Your goal | Render every line of the records below as a JSON list of strings, with one string for each line and blank lines omitted.

Entries supplied |
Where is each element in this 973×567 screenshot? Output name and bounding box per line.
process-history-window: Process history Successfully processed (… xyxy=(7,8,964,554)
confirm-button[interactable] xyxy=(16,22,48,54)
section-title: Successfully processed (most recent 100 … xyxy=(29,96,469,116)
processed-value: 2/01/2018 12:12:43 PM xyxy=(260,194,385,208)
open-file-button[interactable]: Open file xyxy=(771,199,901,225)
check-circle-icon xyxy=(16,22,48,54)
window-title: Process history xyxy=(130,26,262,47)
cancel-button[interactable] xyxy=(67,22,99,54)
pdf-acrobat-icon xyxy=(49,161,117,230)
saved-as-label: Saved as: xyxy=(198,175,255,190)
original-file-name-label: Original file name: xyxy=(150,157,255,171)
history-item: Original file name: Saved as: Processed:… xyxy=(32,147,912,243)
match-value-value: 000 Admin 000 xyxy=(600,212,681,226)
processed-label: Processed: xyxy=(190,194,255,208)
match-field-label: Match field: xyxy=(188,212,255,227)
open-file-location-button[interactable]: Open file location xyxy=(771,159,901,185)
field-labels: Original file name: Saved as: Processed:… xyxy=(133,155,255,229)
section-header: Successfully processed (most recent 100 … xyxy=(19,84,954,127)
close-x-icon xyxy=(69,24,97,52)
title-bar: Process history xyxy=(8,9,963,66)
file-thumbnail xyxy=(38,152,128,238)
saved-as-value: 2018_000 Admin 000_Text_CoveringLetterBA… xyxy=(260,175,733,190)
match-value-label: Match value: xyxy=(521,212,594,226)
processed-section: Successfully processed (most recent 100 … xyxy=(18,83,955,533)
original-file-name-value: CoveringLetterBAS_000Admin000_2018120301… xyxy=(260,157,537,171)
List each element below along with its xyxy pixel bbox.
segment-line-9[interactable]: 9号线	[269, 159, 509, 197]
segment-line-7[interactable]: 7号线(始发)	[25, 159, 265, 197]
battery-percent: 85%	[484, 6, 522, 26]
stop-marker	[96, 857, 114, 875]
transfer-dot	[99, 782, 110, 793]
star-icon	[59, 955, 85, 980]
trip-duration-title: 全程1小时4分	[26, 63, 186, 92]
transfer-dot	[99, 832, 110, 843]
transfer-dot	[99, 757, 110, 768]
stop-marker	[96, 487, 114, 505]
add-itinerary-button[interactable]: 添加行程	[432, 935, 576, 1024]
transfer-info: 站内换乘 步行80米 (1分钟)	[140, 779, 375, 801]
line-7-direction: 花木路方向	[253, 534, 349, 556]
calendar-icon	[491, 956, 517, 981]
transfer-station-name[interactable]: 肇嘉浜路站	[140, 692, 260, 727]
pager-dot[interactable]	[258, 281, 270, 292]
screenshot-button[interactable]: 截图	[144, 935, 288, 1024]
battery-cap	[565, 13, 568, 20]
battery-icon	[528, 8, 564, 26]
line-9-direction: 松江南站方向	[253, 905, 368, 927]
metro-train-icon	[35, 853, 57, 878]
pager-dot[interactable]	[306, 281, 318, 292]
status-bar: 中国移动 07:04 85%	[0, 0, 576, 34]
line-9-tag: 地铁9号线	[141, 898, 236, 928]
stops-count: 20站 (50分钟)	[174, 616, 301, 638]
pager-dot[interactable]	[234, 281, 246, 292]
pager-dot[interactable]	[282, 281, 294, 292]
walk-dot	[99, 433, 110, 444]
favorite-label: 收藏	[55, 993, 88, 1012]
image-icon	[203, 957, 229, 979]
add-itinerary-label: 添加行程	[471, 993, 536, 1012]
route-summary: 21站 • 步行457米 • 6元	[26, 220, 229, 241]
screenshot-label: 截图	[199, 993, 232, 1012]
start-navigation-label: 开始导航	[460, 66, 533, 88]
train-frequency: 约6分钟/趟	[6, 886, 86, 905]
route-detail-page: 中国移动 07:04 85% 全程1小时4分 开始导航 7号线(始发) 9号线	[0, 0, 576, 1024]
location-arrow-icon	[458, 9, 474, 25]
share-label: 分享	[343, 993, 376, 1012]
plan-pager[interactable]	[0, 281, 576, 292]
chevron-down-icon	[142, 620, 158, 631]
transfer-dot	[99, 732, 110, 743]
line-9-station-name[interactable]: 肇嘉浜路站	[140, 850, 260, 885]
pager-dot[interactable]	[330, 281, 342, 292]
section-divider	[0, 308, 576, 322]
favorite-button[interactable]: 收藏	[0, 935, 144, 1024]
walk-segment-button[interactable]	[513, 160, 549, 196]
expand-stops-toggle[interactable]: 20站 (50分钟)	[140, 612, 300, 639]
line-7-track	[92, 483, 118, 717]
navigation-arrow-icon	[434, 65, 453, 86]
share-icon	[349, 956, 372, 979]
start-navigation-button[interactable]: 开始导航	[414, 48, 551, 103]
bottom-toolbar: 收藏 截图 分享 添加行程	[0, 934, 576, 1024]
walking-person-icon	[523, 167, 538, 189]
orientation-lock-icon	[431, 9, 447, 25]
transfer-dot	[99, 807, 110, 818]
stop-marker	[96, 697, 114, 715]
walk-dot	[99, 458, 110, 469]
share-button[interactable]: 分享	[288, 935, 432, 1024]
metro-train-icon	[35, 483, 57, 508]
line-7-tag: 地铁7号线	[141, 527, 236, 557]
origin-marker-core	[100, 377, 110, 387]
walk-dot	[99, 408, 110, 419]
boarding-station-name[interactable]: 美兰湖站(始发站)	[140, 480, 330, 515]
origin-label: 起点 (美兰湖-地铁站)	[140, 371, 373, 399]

Solved problem |
[
  "Where is each element in this 973×567 screenshot? Output name and bounding box per line.",
  "process-history-window: Process history Successfully processed (… xyxy=(7,8,964,554)",
  "confirm-button[interactable] xyxy=(16,22,48,54)",
  "section-title: Successfully processed (most recent 100 … xyxy=(29,96,469,116)",
  "processed-value: 2/01/2018 12:12:43 PM xyxy=(260,194,385,208)",
  "open-file-button[interactable]: Open file xyxy=(771,199,901,225)",
  "check-circle-icon xyxy=(16,22,48,54)",
  "window-title: Process history xyxy=(130,26,262,47)",
  "cancel-button[interactable] xyxy=(67,22,99,54)",
  "pdf-acrobat-icon xyxy=(49,161,117,230)",
  "saved-as-label: Saved as: xyxy=(198,175,255,190)",
  "original-file-name-label: Original file name: xyxy=(150,157,255,171)",
  "history-item: Original file name: Saved as: Processed:… xyxy=(32,147,912,243)",
  "match-value-value: 000 Admin 000 xyxy=(600,212,681,226)",
  "processed-label: Processed: xyxy=(190,194,255,208)",
  "match-field-label: Match field: xyxy=(188,212,255,227)",
  "open-file-location-button[interactable]: Open file location xyxy=(771,159,901,185)",
  "field-labels: Original file name: Saved as: Processed:… xyxy=(133,155,255,229)",
  "section-header: Successfully processed (most recent 100 … xyxy=(19,84,954,127)",
  "close-x-icon xyxy=(69,24,97,52)",
  "title-bar: Process history xyxy=(8,9,963,66)",
  "file-thumbnail xyxy=(38,152,128,238)",
  "saved-as-value: 2018_000 Admin 000_Text_CoveringLetterBA… xyxy=(260,175,733,190)",
  "match-value-label: Match value: xyxy=(521,212,594,226)",
  "processed-section: Successfully processed (most recent 100 … xyxy=(18,83,955,533)",
  "original-file-name-value: CoveringLetterBAS_000Admin000_2018120301… xyxy=(260,157,537,171)",
  "List each element below along with its xyxy pixel bbox.",
  "segment-line-9[interactable]: 9号线\t[269, 159, 509, 197]",
  "segment-line-7[interactable]: 7号线(始发)\t[25, 159, 265, 197]",
  "battery-percent: 85%\t[484, 6, 522, 26]",
  "stop-marker\t[96, 857, 114, 875]",
  "transfer-dot\t[99, 782, 110, 793]",
  "star-icon\t[59, 955, 85, 980]",
  "trip-duration-title: 全程1小时4分\t[26, 63, 186, 92]",
  "transfer-dot\t[99, 832, 110, 843]",
  "transfer-dot\t[99, 757, 110, 768]",
  "stop-marker\t[96, 487, 114, 505]",
  "add-itinerary-button[interactable]: 添加行程\t[432, 935, 576, 1024]",
  "transfer-info: 站内换乘 步行80米 (1分钟)\t[140, 779, 375, 801]",
  "line-7-direction: 花木路方向\t[253, 534, 349, 556]",
  "calendar-icon\t[491, 956, 517, 981]",
  "transfer-station-name[interactable]: 肇嘉浜路站\t[140, 692, 260, 727]",
  "pager-dot[interactable]\t[258, 281, 270, 292]",
  "screenshot-button[interactable]: 截图\t[144, 935, 288, 1024]",
  "battery-cap\t[565, 13, 568, 20]",
  "battery-icon\t[528, 8, 564, 26]",
  "line-9-direction: 松江南站方向\t[253, 905, 368, 927]",
  "metro-train-icon\t[35, 853, 57, 878]",
  "pager-dot[interactable]\t[306, 281, 318, 292]",
  "status-bar: 中国移动 07:04 85%\t[0, 0, 576, 34]",
  "line-9-tag: 地铁9号线\t[141, 898, 236, 928]",
  "stops-count: 20站 (50分钟)\t[174, 616, 301, 638]",
  "pager-dot[interactable]\t[234, 281, 246, 292]",
  "pager-dot[interactable]\t[282, 281, 294, 292]",
  "walk-dot\t[99, 433, 110, 444]",
  "favorite-label: 收藏\t[55, 993, 88, 1012]",
  "image-icon\t[203, 957, 229, 979]",
  "add-itinerary-label: 添加行程\t[471, 993, 536, 1012]",
  "route-summary: 21站 • 步行457米 • 6元\t[26, 220, 229, 241]",
  "screenshot-label: 截图\t[199, 993, 232, 1012]",
  "start-navigation-label: 开始导航\t[460, 66, 533, 88]",
  "train-frequency: 约6分钟/趟\t[6, 886, 86, 905]",
  "route-detail-page: 中国移动 07:04 85% 全程1小时4分 开始导航 7号线(始发) 9号线\t[0, 0, 576, 1024]",
  "location-arrow-icon\t[458, 9, 474, 25]",
  "share-label: 分享\t[343, 993, 376, 1012]",
  "plan-pager[interactable]\t[0, 281, 576, 292]",
  "chevron-down-icon\t[142, 620, 158, 631]",
  "transfer-dot\t[99, 732, 110, 743]",
  "line-9-station-name[interactable]: 肇嘉浜路站\t[140, 850, 260, 885]",
  "pager-dot[interactable]\t[330, 281, 342, 292]",
  "section-divider\t[0, 308, 576, 322]",
  "favorite-button[interactable]: 收藏\t[0, 935, 144, 1024]",
  "walk-segment-button[interactable]\t[513, 160, 549, 196]",
  "expand-stops-toggle[interactable]: 20站 (50分钟)\t[140, 612, 300, 639]",
  "line-7-track\t[92, 483, 118, 717]",
  "navigation-arrow-icon\t[434, 65, 453, 86]",
  "share-icon\t[349, 956, 372, 979]",
  "start-navigation-button[interactable]: 开始导航\t[414, 48, 551, 103]",
  "bottom-toolbar: 收藏 截图 分享 添加行程\t[0, 934, 576, 1024]",
  "walking-person-icon\t[523, 167, 538, 189]",
  "orientation-lock-icon\t[431, 9, 447, 25]",
  "transfer-dot\t[99, 807, 110, 818]",
  "stop-marker\t[96, 697, 114, 715]",
  "walk-dot\t[99, 458, 110, 469]",
  "share-button[interactable]: 分享\t[288, 935, 432, 1024]",
  "metro-train-icon\t[35, 483, 57, 508]",
  "line-7-tag: 地铁7号线\t[141, 527, 236, 557]",
  "origin-marker-core\t[100, 377, 110, 387]",
  "walk-dot\t[99, 408, 110, 419]",
  "boarding-station-name[interactable]: 美兰湖站(始发站)\t[140, 480, 330, 515]",
  "origin-label: 起点 (美兰湖-地铁站)\t[140, 371, 373, 399]"
]